# PAGE EXCERPT
The following is a guest post by Carter Smith from PrivateQuote.com.

tax on backTo paraphrase Shakespeare, a tax by any other name would still smell as vile. But the Obamacare tax, otherwise known as the “individual mandate,” may be an exception. While I am not suggesting that you avoid the tax, it is clear that many people intend to do just that. A recent Gallup poll found that 34% of Americans intend to thumb their noses come tax time instead of holding them.

This article will provide facts (not rumors) about what the mandate is, how much it can cost you, how the IRS may or may not enforce it, and how to protect yourself should you choose not to comply.

How the Mandate Works and What It Could Cost You

Make no mistake, the individual mandate is a tax disguised as a penalty. The Supreme Court said as much when it ruled the mandate constitutional. It is designed to force reluctant taxpayers to purchase health insurance through the problem-plagued exchanges if they are not covered by their employers.

Starting in tax year 2014, individuals and families who fail to purchase health insurance will face a tax of 1% of adjusted income. Basically, your penalty is calculated by taking your income minus $10,000 for an individual ($20,000 per family) and multiplying what remains by 1%. That tax will increase to 2.5% by 2016.

The President’s recent proposal to allow insurance companies to continue providing “substandard plans” into 2014 would do nothing to delay the mandate or its associated penalties. You still must be insured under the mandate, although it appears the law has restricted the ability of the IRS to enforce penalties against those who don’t comply.

Here’s How the IRS Can and Cannot Enforce the Mandate

Historically, the IRS has been granted immense power to enforce federal tax policy and pry open your wallet. The tools at their disposal include wage garnishments, liens, asset seizures and even imprisonment. Scary stuff. In the case of Obamacare, some have speculated that the taxman will simply take the money out of your bank account if you don’t comply with the individual mandate. Fortunately, that looks unlikely.

Section 1501 of the Affordable Care Act (a.k.a., “Obamacare”) specifically states,

in the case of any failure by a taxpayer to timely pay any penalty imposed by this section, such taxpayer shall not be subject to any criminal prosecution or penalty with respect to such failure.”

A report by the congressional Joint Committee on Taxation which drafts and analyzes legislation notes, “the use of liens and seizures otherwise authorized for collection of taxes does not apply to the collection of this penalty.” In case of non-compliance, interest does not even accrue on the unpaid amount. Those who drafted the law intended to preclude the IRS from using the more aggressive tactics that are usually at its disposal.

# EXTRACTED MATERIAL
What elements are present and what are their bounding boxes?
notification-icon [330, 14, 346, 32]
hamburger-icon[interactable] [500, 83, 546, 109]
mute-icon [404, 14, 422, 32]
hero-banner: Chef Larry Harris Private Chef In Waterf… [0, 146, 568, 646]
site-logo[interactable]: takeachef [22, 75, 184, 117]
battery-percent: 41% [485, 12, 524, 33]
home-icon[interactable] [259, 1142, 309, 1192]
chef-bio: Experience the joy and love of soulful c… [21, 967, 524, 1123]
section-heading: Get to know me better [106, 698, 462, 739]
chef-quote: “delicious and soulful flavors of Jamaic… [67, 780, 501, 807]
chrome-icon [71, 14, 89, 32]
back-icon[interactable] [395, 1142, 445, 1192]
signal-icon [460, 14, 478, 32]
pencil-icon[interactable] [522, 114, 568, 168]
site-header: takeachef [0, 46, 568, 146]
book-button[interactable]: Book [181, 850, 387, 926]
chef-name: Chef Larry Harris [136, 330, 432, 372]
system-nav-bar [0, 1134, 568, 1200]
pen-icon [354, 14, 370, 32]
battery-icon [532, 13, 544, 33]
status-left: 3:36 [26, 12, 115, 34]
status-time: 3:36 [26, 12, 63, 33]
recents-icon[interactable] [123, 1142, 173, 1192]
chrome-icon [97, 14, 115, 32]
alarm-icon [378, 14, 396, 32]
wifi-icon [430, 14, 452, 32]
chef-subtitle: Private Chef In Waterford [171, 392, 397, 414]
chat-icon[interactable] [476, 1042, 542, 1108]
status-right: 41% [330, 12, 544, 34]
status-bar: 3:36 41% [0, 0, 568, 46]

# WORK TASK 1
In the post on the Obamacare individual mandate, condense the paragraph beginning "Starting in tax year 2014" into a short bulleted list that keeps its main facts.
# WORK TASK 2
According to the post on the Obamacare individual mandate, which section of the Affordable Care Act states that a taxpayer who fails to pay the penalty on time is not subject to criminal prosecution?
# WORK TASK 3
Write a continuation of the post on the Obamacare individual mandate, starting right after its final paragraph.
The listing isn't needed for any of this work.

# RESPONSE 1
- Applies from tax year 2014 to individuals and families who don't buy health insurance
- Tax is 1% of adjusted income
- Calculation: income minus $10,000 for an individual ($20,000 per family), with the remainder multiplied by 1%
- Rate rises to 2.5% by 2016

# RESPONSE 2
Section 1501.

# RESPONSE 3
So how can the IRS collect the tax associated with the individual mandate?  By keeping all or a portion of your income tax refund up to the amount of the penalty, that’s how.

Don’t Let the Feds Use Your Money for Free

Unfortunately, more than 80% of taxpayers receive a refund when they file their Federal tax return. The average taxpayer is having too many tax dollars deducted from their paychecks throughout the year and giving it to the federal government in the form of an interest free loan. In this case, it also means the IRS will be able to confiscate the Obamacare tax from you by keeping all or a part of your income tax refund.  But if they don’t owe you a refund, they can’t collect the tax using their more familiar strong-arm tactics.

Regardless of your intention to pay or not pay the Obamacare tax, it doesn’t make sense to give the Feds an interest free loan year after year. If you are an employee, it is fairly simple to get an accurate estimate of your tax liability and adjust your W-4 withholding exemptions to avoid either a big refund or payment come tax time. And if you plan to skirt the Obamacare tax, it’s essential that you do so.

To summarize, if you’re really intent on avoiding the tax imposed by the individual mandate, carefully manage your tax payments throughout the year so you are not due a refund. You should come out smelling like a rose.

Editor’s Questions: How has Obamacare changed what you are doing for health insurance? What are your thoughts on those who choose to ignore the mandate? Is that an ethical issue?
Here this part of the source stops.